>> begin Input records

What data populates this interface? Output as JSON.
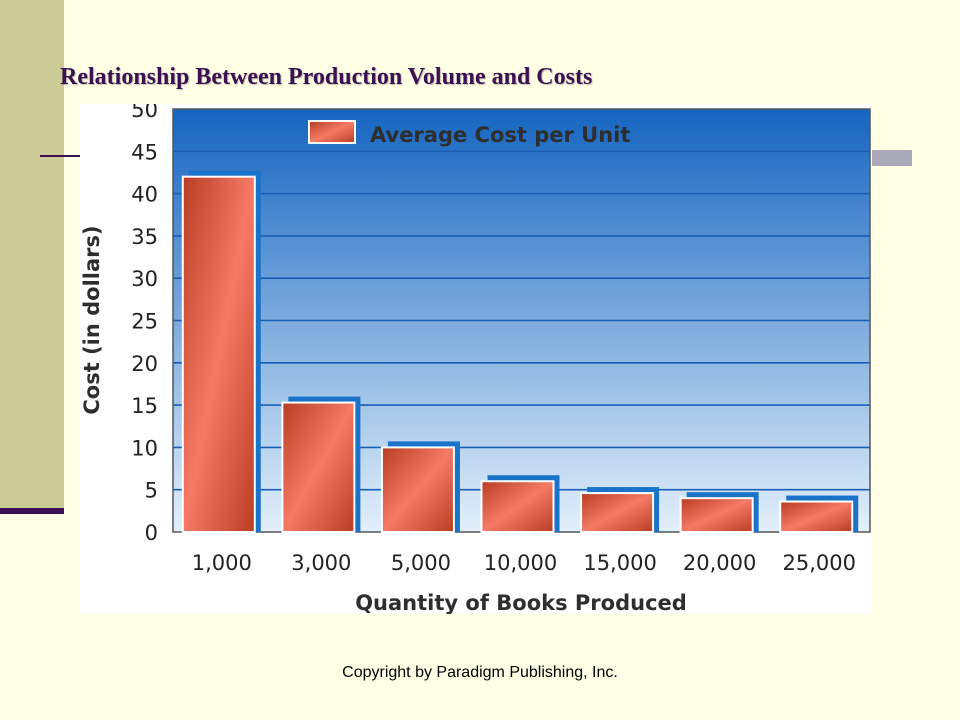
{
  "slide": {
    "title": "Relationship Between Production Volume and Costs",
    "footer": "Copyright by Paradigm Publishing, Inc."
  },
  "colors": {
    "background": "#FFFFE6",
    "accent_band": "#CCCC99",
    "rule": "#3C1052",
    "plot_top": "#1565C0",
    "plot_bottom": "#E3F0FA",
    "grid": "#1A5FB4",
    "bar_shadow": "#1A73C8",
    "bar_light": "#F47A66",
    "bar_dark": "#B83D22"
  },
  "chart_data": {
    "type": "bar",
    "categories": [
      "1,000",
      "3,000",
      "5,000",
      "10,000",
      "15,000",
      "20,000",
      "25,000"
    ],
    "series": [
      {
        "name": "Average Cost per Unit",
        "values": [
          42,
          15.3,
          10,
          6,
          4.6,
          4,
          3.6
        ]
      }
    ],
    "xlabel": "Quantity of Books Produced",
    "ylabel": "Cost (in dollars)",
    "ylim": [
      0,
      50
    ],
    "yticks": [
      0,
      5,
      10,
      15,
      20,
      25,
      30,
      35,
      40,
      45,
      50
    ],
    "grid": true,
    "legend_position": "top-left"
  }
}
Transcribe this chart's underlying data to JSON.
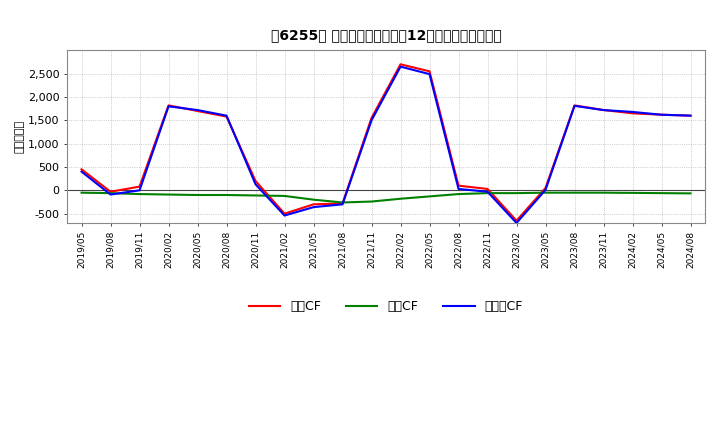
{
  "title": "［6255］ キャッシュフローの12か月移動合計の推移",
  "ylabel": "（百万円）",
  "background_color": "#ffffff",
  "plot_bg_color": "#ffffff",
  "grid_color": "#aaaaaa",
  "ylim": [
    -700,
    3000
  ],
  "yticks": [
    -500,
    0,
    500,
    1000,
    1500,
    2000,
    2500
  ],
  "dates": [
    "2019/05",
    "2019/08",
    "2019/11",
    "2020/02",
    "2020/05",
    "2020/08",
    "2020/11",
    "2021/02",
    "2021/05",
    "2021/08",
    "2021/11",
    "2022/02",
    "2022/05",
    "2022/08",
    "2022/11",
    "2023/02",
    "2023/05",
    "2023/08",
    "2023/11",
    "2024/02",
    "2024/05",
    "2024/08"
  ],
  "operating_cf": [
    450,
    -30,
    80,
    1820,
    1700,
    1580,
    200,
    -500,
    -300,
    -280,
    1550,
    2700,
    2550,
    100,
    30,
    -650,
    50,
    1820,
    1720,
    1650,
    1620,
    1600
  ],
  "investing_cf": [
    -50,
    -60,
    -80,
    -90,
    -100,
    -100,
    -110,
    -120,
    -200,
    -260,
    -240,
    -180,
    -130,
    -80,
    -60,
    -60,
    -50,
    -50,
    -50,
    -55,
    -60,
    -65
  ],
  "free_cf": [
    400,
    -90,
    0,
    1800,
    1720,
    1600,
    130,
    -540,
    -360,
    -300,
    1500,
    2650,
    2490,
    30,
    -30,
    -700,
    10,
    1810,
    1720,
    1680,
    1620,
    1600
  ],
  "operating_color": "#ff0000",
  "investing_color": "#008000",
  "free_color": "#0000ff",
  "line_width": 1.5,
  "legend_labels": [
    "営業CF",
    "投資CF",
    "フリーCF"
  ]
}
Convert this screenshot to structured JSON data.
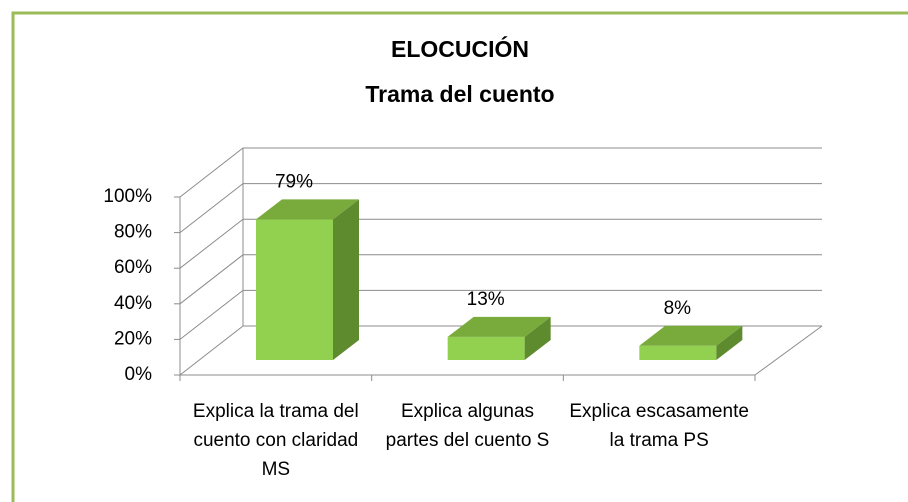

>> end Input records

# Task directions
The material above must be printed exactly, with its pictures left out.

# Answer to this exercise
What data populates this interface? Output as JSON.
{
  "slide": {
    "title": "Relationship Between Production Volume and Costs",
    "footer": "Copyright by Paradigm Publishing, Inc."
  },
  "colors": {
    "background": "#FFFFE6",
    "accent_band": "#CCCC99",
    "rule": "#3C1052",
    "plot_top": "#1565C0",
    "plot_bottom": "#E3F0FA",
    "grid": "#1A5FB4",
    "bar_shadow": "#1A73C8",
    "bar_light": "#F47A66",
    "bar_dark": "#B83D22"
  },
  "chart_data": {
    "type": "bar",
    "categories": [
      "1,000",
      "3,000",
      "5,000",
      "10,000",
      "15,000",
      "20,000",
      "25,000"
    ],
    "series": [
      {
        "name": "Average Cost per Unit",
        "values": [
          42,
          15.3,
          10,
          6,
          4.6,
          4,
          3.6
        ]
      }
    ],
    "xlabel": "Quantity of Books Produced",
    "ylabel": "Cost (in dollars)",
    "ylim": [
      0,
      50
    ],
    "yticks": [
      0,
      5,
      10,
      15,
      20,
      25,
      30,
      35,
      40,
      45,
      50
    ],
    "grid": true,
    "legend_position": "top-left"
  }
}
Transcribe this chart's underlying data to JSON.
{
  "title": "［6255］ キャッシュフローの12か月移動合計の推移",
  "ylabel": "（百万円）",
  "background_color": "#ffffff",
  "plot_bg_color": "#ffffff",
  "grid_color": "#aaaaaa",
  "ylim": [
    -700,
    3000
  ],
  "yticks": [
    -500,
    0,
    500,
    1000,
    1500,
    2000,
    2500
  ],
  "dates": [
    "2019/05",
    "2019/08",
    "2019/11",
    "2020/02",
    "2020/05",
    "2020/08",
    "2020/11",
    "2021/02",
    "2021/05",
    "2021/08",
    "2021/11",
    "2022/02",
    "2022/05",
    "2022/08",
    "2022/11",
    "2023/02",
    "2023/05",
    "2023/08",
    "2023/11",
    "2024/02",
    "2024/05",
    "2024/08"
  ],
  "operating_cf": [
    450,
    -30,
    80,
    1820,
    1700,
    1580,
    200,
    -500,
    -300,
    -280,
    1550,
    2700,
    2550,
    100,
    30,
    -650,
    50,
    1820,
    1720,
    1650,
    1620,
    1600
  ],
  "investing_cf": [
    -50,
    -60,
    -80,
    -90,
    -100,
    -100,
    -110,
    -120,
    -200,
    -260,
    -240,
    -180,
    -130,
    -80,
    -60,
    -60,
    -50,
    -50,
    -50,
    -55,
    -60,
    -65
  ],
  "free_cf": [
    400,
    -90,
    0,
    1800,
    1720,
    1600,
    130,
    -540,
    -360,
    -300,
    1500,
    2650,
    2490,
    30,
    -30,
    -700,
    10,
    1810,
    1720,
    1680,
    1620,
    1600
  ],
  "operating_color": "#ff0000",
  "investing_color": "#008000",
  "free_color": "#0000ff",
  "line_width": 1.5,
  "legend_labels": [
    "営業CF",
    "投資CF",
    "フリーCF"
  ]
}
Convert this screenshot to structured JSON data.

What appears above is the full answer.